Lalla Essaydi, les fantômes des harems

Harem revisité #31, Lalla Essaydi

Une toile sur la Toile
- Février 2019


Impossible pour ces mois du Maroc d’ignorer Lalla Essaydi, artiste hyperdouée.


Un numéro de cette rubrique lui a déjà été consacré en 2014, et on le retrouvera en cliquant son nom en libellé ci-dessous. Rappelons qu’elle est à la fois peintre et photographe, marocaine et américaine ; et que ses techniques sont très diverses, car elles associent collages, calligraphie et techniques diverses.

Les femmes sont ses personnages exclusifs, personnages d’hier dépeintes dans un Orientalisme revisité et faisant revivre un passé mythique.

Tahar Ben Jelloun a écrit un texte admirable, qui rend compte avec acuité et poésie à la fois de l’atmosphère unique de ces peintures de harems, traversant avec grâce les siècles par le talent de Lalla Essaydi. Voici le lien pour le lire, ci-dessous un extrait.

« Les surréalistes se sont souvent amusés en dessinant des trompe-l’œil sur des pans de murs aveugles et inhospitaliers. Ils jouent avec nos yeux, ils piègent notre regard et nous tombons dans le panneau. Il y a chez Lalla Essaydi quelque chose de ce surréalisme qui libère les perceptions et les rend plus intelligentes.

▶ _Enregistrements affichés_:
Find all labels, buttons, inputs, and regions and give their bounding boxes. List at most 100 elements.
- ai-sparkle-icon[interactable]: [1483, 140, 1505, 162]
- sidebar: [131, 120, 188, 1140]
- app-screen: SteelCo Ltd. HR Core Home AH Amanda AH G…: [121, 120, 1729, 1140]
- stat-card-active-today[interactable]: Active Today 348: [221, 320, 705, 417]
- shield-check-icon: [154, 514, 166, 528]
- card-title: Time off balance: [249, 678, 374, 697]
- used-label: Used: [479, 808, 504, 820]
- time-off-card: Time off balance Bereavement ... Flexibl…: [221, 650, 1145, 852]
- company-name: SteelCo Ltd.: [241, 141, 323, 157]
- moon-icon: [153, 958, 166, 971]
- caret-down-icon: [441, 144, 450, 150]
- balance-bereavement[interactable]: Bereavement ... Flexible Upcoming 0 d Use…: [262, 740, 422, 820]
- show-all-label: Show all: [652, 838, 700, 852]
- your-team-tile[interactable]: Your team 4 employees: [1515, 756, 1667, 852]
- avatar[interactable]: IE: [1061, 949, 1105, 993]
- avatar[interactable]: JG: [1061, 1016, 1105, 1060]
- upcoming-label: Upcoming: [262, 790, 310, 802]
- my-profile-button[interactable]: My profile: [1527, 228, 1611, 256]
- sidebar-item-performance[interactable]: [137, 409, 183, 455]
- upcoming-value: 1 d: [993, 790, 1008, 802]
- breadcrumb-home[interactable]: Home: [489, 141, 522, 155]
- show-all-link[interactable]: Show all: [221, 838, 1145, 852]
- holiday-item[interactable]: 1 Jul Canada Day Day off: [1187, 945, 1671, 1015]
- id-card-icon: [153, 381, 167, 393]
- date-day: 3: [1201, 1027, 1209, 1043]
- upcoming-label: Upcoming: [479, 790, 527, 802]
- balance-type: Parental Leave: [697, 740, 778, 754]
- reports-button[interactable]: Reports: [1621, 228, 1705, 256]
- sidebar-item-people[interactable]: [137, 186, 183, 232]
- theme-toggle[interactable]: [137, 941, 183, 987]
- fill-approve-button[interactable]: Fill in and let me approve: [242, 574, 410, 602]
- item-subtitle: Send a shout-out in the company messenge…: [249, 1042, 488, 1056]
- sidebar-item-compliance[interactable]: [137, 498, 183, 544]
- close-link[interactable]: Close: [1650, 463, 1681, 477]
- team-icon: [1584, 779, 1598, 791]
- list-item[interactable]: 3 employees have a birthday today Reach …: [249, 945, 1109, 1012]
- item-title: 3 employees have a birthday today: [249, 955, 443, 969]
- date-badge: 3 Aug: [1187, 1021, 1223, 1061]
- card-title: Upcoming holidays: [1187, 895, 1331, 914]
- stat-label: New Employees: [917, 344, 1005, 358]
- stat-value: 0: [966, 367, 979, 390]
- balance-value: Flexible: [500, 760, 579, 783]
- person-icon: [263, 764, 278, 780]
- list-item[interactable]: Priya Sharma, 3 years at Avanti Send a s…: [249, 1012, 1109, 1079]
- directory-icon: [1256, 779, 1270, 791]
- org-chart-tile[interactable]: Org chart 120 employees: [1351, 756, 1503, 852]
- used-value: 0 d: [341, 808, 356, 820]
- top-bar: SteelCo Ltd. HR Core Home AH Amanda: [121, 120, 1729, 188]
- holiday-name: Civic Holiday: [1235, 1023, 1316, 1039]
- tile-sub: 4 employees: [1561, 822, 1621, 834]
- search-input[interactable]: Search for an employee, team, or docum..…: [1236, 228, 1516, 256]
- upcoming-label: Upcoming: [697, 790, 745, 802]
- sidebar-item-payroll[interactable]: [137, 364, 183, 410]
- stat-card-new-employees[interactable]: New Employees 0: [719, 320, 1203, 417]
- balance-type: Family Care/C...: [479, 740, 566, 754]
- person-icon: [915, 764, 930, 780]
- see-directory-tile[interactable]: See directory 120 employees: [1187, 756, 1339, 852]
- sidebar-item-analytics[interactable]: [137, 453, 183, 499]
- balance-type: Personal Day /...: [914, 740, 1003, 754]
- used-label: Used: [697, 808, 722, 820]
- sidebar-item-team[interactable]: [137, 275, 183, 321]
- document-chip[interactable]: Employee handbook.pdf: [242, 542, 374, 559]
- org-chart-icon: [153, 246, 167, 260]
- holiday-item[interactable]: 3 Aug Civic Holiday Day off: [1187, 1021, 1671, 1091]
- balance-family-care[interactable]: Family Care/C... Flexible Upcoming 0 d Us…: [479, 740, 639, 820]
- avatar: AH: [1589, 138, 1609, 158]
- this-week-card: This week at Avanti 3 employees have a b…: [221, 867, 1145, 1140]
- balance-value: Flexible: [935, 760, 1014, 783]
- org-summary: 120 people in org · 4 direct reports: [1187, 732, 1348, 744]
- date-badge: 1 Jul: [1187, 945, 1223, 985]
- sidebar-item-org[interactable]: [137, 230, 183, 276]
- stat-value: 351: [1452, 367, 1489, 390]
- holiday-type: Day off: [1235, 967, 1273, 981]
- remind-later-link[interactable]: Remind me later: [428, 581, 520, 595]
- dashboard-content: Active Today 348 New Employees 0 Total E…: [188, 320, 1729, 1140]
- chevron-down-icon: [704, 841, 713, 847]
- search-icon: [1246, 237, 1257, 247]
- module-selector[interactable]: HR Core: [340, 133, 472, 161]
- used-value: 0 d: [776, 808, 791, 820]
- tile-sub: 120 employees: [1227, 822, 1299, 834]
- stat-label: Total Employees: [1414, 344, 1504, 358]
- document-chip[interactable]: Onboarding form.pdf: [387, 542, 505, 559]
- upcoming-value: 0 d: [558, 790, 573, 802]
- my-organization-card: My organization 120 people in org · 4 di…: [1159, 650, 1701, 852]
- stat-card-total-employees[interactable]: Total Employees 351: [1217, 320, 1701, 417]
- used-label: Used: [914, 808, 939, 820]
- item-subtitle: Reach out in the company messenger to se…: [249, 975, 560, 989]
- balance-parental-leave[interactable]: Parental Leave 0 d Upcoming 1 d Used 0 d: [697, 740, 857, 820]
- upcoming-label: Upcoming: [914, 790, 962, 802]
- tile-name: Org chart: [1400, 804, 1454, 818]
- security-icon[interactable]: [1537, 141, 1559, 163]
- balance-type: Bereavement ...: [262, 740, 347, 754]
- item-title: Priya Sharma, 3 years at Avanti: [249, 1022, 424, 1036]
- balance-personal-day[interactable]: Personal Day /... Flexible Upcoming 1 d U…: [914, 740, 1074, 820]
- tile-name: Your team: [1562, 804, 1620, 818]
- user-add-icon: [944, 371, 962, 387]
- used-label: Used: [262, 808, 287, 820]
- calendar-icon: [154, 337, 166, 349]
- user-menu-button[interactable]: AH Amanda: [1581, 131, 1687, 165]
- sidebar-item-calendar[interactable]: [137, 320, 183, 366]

▶ _À faire_:
A) Recopiez sans rien changer le passage du texte sur Lalla Essaydi qui va de « Harem revisité #31, Lalla » jusqu'à « ci-dessous un extrait. » inclus.
B) Reprenez le texte sur Lalla Essaydi là où il s'arrête et poursuivez-le.
Vous n'avez pas besoin des enregistrements.

▶ _Réponses par tâche_:
A)
Harem revisité #31, Lalla Essaydi

Une toile sur la Toile
- Février 2019


Impossible pour ces mois du Maroc d’ignorer Lalla Essaydi, artiste hyperdouée.


Un numéro de cette rubrique lui a déjà été consacré en 2014, et on le retrouvera en cliquant son nom en libellé ci-dessous. Rappelons qu’elle est à la fois peintre et photographe, marocaine et américaine ; et que ses techniques sont très diverses, car elles associent collages, calligraphie et techniques diverses.

Les femmes sont ses personnages exclusifs, personnages d’hier dépeintes dans un Orientalisme revisité et faisant revivre un passé mythique.

Tahar Ben Jelloun a écrit un texte admirable, qui rend compte avec acuité et poésie à la fois de l’atmosphère unique de ces peintures de harems, traversant avec grâce les siècles par le talent de Lalla Essaydi. Voici le lien pour le lire, ci-dessous un extrait.

B)
Ces scènes écrites, peintes, reconstituées, travaillées à l’extrême exigence, ces jeunes femmes qui posent dans un lieu qui n’existe plus, ces personnages adoubés par les effluves des parfums du paradis, ces regards de face, cette posture qui déchire le silence, ne sont qu’illusion. Ces femmes d’une beauté sublime portent des caftans de la fin du XIXè ou début du XXè siècle. Ces habits de lumière et d’or, ces parures d’un temps où l’art s’insinuait dans les activités quotidiennes, ces merveilles sorties des mains d’artisans sont aujourd’hui là, portées avec élégance par ces jeunes femmes. Lalla Essaydi les reprend à son compte et les intègre dans sa recherche de l’authenticité marocaine. Le temps étreint les images, ce qui permet à l’artiste de faire plusieurs compositions afin d’atteindre non pas l’harmonie mais le questionnement de la poésie. Ainsi ce Harem revisité a quelque chose d’indicible : toutes ces femmes murées dans l’espace de leur solitude attendent. Elles sont là, mais ce n’est qu’une apparence, puisque le harem n’existe plus et qu’elles-mêmes ne sont pas certaines d’être là. »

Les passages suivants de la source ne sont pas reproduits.